------ FRAGMENTO DEL TEXTO ------

Sadin arriesga una respuesta en la que vale la pena detenerse porque produce un movimiento de apertura: lo que estamos viviendo es el paroxismo de un proceso histórico de individuación, la era del individuo tirano.

 

Este individuo está convencido de que puede (y debe) reinar sobre las cosas y sobre los otros, de que puede (y debe) hacerse su voluntad en la tierra, desdeñando cualquier limitación (biológica, expresiva, material, mucho menos, social, política). En el terreno de la moral, se sostiene y es sostenido por los valores del emprendedurismo, de su independencia, de su libertad, de su empoderamiento. En fin, de todo aquello que le permita soltar amarras.

 

Sadin se detiene en el rol que en este proceso de subjetivación juega la relación hiperindividualizada que han dispuesto los dispositivos tecnológicos. Estos se esfuerzan por entregarnos una realidad cada vez más personalizada, más moldeable a nuestro gusto y semejanza. En este marco, la relación con el otro, diferente por definición, se nos presenta, en el mejor de los casos, como pasible de instrumentalización y, en el peor (y en el más cotidiano), como un escollo, como una fuente de malentendidos, conflictos, desacuerdos. Por momentos solo nos incomoda, por otros, nos parasita. 

 

El borramiento del otro -corolario lógico de estas impresiones- hace posible que el yo aparezca como pura afirmación y habilita la crueldad. De ahí el gobierno de las consignas afirmativas y el cierre del espacio a toda duda: la duda requiere de otro y es ella misma una forma de la otredad. Si no hay duda, tampoco hay argumentación.

 

El borramiento del otro se manifiesta también en lo que se ha dado en llamar como “crisis de la representación”. Más allá de la muletilla teórica, la idea da cuenta de que la relación representante-representado se ha quebrado. En lugar de esta relación que supone una distancia entre el Yo y el Otro, aparece una suerte de identificación primaria en la que existe la fantasía de que Yo puedo ser el Otro.

 

Sadin sostiene que esta fantasía narcisista que cautiva a quienes se encuentran así identificados, esta “máquina de embriagar”, es alimentada por otra fantasía que es la de la horizontalidad, la de la cercanía. Esto puede evidenciarse en el modo en que los representantes son nombrados, pasando de la utilización del apellido (Menem) a la utilización del nombre propio (Mauricio) y culminando en el uso de apodos (“Javo”). Ciertos dispositivos digitales que los acercan a sus públicos (por ejemplo, el uso de redes sociales para dirigirse sin intermediaciones a sus seguidores), refuerzan esta idea. Esta identificación implica no solo que yo puedo ser el otro, sino que cualquiera puede serlo.

------ REGISTROS ------

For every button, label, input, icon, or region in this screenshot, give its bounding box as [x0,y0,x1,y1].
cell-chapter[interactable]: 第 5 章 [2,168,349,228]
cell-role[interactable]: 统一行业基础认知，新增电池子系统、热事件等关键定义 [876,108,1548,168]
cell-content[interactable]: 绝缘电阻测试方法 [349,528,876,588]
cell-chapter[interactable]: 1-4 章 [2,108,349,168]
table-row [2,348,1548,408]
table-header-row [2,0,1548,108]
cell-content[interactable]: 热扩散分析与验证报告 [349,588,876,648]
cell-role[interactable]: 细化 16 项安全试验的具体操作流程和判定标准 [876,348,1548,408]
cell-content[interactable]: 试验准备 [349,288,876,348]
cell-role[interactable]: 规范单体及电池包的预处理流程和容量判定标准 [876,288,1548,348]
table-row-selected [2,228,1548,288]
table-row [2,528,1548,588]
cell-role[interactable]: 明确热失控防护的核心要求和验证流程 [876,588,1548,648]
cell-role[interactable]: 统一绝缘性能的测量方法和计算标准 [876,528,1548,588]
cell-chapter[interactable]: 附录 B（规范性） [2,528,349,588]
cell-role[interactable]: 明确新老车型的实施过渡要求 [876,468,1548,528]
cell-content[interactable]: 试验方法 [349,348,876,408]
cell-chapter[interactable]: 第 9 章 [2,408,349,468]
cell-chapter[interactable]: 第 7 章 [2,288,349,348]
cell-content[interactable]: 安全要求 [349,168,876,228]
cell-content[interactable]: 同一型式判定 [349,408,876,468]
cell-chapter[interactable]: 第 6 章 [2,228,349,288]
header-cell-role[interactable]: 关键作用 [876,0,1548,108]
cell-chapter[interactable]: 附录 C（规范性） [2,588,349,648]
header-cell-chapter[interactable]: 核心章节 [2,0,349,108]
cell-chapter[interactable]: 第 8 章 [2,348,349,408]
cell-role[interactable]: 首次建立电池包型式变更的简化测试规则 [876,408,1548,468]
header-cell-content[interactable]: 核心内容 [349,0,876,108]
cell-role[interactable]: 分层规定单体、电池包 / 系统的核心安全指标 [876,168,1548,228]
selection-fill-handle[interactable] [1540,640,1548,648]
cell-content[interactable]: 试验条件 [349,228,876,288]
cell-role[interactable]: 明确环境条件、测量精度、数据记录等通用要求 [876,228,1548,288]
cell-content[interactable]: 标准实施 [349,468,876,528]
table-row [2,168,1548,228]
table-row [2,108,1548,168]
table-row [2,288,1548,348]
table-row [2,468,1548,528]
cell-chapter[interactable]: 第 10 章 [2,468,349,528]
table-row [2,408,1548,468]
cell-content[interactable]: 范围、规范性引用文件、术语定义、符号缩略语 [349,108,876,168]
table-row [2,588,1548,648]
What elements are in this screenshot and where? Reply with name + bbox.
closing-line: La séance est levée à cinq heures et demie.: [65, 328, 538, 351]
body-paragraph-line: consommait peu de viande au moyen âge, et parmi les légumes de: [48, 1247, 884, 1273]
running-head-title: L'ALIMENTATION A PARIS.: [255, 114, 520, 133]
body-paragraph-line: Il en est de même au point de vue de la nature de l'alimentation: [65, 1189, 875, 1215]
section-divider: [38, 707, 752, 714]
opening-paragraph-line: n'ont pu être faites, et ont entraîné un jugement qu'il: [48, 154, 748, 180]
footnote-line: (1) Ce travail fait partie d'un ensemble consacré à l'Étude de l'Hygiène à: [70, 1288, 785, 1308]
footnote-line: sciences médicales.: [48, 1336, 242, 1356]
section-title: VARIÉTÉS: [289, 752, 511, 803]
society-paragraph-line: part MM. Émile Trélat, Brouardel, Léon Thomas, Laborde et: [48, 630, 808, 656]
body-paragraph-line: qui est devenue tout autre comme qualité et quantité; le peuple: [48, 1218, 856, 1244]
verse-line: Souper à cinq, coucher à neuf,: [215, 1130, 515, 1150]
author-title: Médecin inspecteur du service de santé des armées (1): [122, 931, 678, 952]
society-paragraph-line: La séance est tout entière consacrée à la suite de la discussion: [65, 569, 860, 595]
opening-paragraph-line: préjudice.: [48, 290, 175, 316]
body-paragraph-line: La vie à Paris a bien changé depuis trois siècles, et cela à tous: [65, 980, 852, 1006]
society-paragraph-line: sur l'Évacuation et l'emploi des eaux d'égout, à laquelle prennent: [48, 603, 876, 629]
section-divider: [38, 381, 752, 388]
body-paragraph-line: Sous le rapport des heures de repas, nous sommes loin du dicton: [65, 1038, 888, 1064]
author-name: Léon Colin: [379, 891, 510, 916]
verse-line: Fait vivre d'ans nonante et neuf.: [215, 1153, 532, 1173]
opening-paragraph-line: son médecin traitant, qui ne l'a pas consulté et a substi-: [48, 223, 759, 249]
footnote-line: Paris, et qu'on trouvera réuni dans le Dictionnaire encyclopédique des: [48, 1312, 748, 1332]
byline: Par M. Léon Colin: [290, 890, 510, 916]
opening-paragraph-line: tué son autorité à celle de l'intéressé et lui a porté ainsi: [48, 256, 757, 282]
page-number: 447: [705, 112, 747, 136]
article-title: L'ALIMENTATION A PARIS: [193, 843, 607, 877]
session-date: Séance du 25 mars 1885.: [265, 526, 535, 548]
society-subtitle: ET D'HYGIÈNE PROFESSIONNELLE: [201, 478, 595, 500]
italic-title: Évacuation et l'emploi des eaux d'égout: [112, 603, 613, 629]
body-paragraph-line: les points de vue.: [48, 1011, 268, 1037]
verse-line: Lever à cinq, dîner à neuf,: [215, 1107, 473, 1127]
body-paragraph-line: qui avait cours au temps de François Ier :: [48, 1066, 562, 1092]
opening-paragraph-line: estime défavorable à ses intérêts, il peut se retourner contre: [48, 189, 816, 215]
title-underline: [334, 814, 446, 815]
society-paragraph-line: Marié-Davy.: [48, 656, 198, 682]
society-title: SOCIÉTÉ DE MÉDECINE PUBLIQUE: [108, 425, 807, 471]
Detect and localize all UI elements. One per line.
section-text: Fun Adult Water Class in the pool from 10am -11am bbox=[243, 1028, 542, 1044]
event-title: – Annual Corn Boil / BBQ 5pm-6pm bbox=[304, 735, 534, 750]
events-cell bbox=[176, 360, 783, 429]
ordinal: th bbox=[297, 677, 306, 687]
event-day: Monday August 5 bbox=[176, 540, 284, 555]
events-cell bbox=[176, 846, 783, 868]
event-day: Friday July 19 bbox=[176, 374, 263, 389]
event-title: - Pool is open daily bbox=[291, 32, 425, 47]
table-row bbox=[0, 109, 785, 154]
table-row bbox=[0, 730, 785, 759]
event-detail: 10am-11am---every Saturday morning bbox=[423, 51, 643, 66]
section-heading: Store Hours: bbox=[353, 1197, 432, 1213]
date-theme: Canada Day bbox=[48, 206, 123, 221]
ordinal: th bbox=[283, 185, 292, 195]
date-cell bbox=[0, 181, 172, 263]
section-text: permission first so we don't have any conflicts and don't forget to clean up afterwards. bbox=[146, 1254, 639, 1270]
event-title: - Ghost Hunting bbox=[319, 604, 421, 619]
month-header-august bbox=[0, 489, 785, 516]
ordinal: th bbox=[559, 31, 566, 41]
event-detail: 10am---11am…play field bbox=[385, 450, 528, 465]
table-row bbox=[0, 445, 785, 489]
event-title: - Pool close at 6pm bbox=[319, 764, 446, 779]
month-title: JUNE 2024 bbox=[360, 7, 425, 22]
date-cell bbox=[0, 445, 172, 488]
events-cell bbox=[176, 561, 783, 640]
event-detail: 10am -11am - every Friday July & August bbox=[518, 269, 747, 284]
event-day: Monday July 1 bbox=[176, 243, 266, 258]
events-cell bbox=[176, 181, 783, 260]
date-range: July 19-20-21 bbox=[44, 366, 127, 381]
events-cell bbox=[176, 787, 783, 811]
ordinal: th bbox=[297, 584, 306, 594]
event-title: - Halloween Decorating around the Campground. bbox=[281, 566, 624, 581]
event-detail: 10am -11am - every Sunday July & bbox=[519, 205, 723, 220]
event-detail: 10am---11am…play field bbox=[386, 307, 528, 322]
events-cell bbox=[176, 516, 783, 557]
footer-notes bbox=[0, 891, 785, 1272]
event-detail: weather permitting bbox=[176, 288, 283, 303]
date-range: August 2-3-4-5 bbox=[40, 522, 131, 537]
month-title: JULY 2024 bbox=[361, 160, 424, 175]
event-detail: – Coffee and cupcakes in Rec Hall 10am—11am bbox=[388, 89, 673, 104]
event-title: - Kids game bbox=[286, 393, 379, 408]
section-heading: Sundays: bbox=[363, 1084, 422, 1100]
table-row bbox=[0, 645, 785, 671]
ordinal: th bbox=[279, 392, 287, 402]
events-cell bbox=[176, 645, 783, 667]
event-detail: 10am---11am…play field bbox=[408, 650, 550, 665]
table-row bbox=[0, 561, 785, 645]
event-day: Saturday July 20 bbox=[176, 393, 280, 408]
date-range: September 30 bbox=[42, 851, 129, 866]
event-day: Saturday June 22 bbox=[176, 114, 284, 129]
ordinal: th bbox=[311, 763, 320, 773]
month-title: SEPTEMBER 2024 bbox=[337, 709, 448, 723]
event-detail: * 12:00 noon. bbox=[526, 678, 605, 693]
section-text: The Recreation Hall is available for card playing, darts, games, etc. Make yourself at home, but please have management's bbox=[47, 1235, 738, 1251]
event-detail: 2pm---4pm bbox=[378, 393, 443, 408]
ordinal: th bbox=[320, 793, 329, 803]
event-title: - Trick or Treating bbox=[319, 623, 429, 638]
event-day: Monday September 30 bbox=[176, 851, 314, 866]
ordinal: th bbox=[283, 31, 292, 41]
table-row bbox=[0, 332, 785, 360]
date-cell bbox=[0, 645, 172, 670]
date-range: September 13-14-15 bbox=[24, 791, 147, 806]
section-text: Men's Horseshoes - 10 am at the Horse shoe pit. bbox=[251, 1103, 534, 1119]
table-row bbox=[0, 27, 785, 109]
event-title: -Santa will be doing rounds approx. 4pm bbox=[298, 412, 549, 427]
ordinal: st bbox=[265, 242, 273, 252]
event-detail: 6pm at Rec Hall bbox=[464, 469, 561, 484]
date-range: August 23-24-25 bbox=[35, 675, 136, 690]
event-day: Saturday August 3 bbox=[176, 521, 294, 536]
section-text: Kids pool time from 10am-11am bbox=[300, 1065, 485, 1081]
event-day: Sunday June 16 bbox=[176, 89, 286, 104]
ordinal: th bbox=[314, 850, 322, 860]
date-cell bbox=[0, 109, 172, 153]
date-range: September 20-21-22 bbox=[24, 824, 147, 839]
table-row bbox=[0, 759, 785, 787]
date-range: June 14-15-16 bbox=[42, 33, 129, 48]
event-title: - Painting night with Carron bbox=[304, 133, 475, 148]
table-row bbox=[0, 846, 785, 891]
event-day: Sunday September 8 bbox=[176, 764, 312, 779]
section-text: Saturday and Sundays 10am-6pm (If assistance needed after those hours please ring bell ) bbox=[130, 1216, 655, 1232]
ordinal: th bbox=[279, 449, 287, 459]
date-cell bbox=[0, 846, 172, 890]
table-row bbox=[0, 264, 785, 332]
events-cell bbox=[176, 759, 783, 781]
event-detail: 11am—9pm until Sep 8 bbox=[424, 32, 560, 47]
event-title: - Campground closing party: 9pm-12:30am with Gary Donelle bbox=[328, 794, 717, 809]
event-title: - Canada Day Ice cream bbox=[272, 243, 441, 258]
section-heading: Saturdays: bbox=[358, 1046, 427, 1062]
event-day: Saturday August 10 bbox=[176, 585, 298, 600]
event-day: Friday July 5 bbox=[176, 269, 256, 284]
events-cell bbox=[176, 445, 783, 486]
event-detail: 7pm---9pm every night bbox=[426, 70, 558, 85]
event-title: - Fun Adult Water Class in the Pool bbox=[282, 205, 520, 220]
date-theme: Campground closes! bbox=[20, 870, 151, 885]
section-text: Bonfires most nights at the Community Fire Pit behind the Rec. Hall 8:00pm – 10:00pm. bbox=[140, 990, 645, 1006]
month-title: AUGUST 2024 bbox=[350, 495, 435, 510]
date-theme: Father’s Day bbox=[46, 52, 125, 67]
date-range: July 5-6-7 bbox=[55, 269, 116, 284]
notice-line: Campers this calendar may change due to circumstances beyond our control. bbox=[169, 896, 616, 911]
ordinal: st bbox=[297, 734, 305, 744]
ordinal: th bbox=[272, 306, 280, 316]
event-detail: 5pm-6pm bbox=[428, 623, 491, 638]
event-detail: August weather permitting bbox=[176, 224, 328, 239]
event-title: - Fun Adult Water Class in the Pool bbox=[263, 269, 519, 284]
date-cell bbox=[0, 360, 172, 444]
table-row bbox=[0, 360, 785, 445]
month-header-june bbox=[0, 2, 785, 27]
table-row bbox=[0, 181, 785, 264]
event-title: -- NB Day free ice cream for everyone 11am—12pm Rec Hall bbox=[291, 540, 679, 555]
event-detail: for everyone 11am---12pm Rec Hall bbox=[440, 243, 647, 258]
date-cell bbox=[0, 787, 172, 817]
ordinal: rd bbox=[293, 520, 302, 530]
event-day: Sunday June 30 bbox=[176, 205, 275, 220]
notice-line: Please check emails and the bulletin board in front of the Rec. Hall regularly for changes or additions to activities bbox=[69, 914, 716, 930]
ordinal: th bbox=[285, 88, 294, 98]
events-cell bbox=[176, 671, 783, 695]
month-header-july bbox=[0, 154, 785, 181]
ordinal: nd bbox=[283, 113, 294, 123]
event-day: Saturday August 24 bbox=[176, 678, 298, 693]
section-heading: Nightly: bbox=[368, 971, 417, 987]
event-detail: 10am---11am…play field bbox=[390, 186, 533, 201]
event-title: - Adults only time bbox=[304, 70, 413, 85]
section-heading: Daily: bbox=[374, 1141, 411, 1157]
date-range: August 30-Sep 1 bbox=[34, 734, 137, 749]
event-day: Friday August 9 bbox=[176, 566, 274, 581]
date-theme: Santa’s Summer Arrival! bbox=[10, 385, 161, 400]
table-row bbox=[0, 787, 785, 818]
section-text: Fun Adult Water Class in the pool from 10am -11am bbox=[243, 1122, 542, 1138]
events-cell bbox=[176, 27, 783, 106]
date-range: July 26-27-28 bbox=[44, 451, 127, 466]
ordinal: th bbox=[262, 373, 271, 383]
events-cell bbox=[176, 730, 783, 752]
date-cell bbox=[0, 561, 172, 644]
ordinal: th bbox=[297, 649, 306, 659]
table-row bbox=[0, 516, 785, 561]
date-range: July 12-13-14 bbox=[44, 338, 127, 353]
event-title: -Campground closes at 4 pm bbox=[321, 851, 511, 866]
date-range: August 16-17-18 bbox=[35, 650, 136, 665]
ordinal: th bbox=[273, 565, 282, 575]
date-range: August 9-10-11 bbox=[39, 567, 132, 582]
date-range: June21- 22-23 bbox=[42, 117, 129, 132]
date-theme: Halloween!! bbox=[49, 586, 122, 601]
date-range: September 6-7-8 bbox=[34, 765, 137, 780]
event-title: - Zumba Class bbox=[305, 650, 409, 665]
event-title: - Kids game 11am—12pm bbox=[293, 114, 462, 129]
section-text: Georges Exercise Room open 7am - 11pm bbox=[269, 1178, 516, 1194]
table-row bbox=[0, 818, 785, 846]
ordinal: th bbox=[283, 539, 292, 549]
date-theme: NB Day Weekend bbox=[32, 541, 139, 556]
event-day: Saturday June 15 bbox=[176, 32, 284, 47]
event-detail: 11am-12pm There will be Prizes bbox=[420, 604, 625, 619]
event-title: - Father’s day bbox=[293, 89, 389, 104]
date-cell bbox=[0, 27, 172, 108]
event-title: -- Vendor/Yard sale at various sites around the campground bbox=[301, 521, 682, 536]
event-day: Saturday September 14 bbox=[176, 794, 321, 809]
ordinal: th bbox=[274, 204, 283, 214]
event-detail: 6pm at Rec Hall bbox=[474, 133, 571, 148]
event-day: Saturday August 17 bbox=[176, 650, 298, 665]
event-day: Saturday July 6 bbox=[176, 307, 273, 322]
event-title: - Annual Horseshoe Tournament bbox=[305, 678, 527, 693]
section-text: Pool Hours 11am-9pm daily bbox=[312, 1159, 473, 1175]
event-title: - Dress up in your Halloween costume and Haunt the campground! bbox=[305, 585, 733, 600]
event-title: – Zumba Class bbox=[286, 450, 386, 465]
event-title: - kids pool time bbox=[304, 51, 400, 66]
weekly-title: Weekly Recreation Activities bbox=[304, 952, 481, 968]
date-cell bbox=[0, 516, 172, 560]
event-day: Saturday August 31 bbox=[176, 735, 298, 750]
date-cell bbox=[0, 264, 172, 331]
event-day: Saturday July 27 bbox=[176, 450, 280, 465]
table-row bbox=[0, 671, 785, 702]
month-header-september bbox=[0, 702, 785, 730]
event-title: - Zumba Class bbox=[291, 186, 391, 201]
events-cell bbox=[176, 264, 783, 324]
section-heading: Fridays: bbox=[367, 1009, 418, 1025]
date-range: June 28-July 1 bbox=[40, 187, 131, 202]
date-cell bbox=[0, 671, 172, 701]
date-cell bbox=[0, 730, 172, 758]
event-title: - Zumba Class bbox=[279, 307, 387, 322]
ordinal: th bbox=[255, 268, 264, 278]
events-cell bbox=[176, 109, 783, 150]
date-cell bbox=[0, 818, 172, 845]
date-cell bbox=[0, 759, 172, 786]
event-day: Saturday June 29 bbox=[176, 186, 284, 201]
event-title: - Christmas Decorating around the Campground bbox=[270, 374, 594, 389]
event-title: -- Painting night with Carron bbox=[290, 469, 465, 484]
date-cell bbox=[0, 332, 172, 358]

------

== CONSIGNA 1 ==
Resume en dos oraciones el fragmento sobre el individuo tirano.
== CONSIGNA 2 ==
Contesta estas preguntas con lo que dice el fragmento:
(a) ¿Cómo llama Sadin a la era que estamos viviendo?
(b) ¿Qué necesita la duda, según el fragmento?
(c) ¿Qué apodo se da como ejemplo de la forma de nombrar a los representantes?
== CONSIGNA 3 ==
Transcribe sin cambios el pasaje del fragmento que empieza con "Sadin sostiene que" y sigue hasta "cualquiera puede serlo.".
Los registros no tienen nada que ver con esto.

== SOLUCIÓN 1 ==
Según Sadin, vivimos la era del individuo tirano, que quiere imponer su voluntad sin aceptar límites y para quien el otro, en una realidad que la tecnología personaliza cada vez más, aparece como un estorbo hasta quedar borrado. Ese borramiento del otro deja lugar a la crueldad, cierra el espacio a la duda y se ve también en la crisis de la representación, donde surge la fantasía de que yo, o cualquiera, puede ser el otro.

== SOLUCIÓN 2 ==
(a) La era del individuo tirano.
(b) Necesita de otro.
(c) "Javo".

== SOLUCIÓN 3 ==
Sadin sostiene que esta fantasía narcisista que cautiva a quienes se encuentran así identificados, esta “máquina de embriagar”, es alimentada por otra fantasía que es la de la horizontalidad, la de la cercanía. Esto puede evidenciarse en el modo en que los representantes son nombrados, pasando de la utilización del apellido (Menem) a la utilización del nombre propio (Mauricio) y culminando en el uso de apodos (“Javo”). Ciertos dispositivos digitales que los acercan a sus públicos (por ejemplo, el uso de redes sociales para dirigirse sin intermediaciones a sus seguidores), refuerzan esta idea. Esta identificación implica no solo que yo puedo ser el otro, sino que cualquiera puede serlo.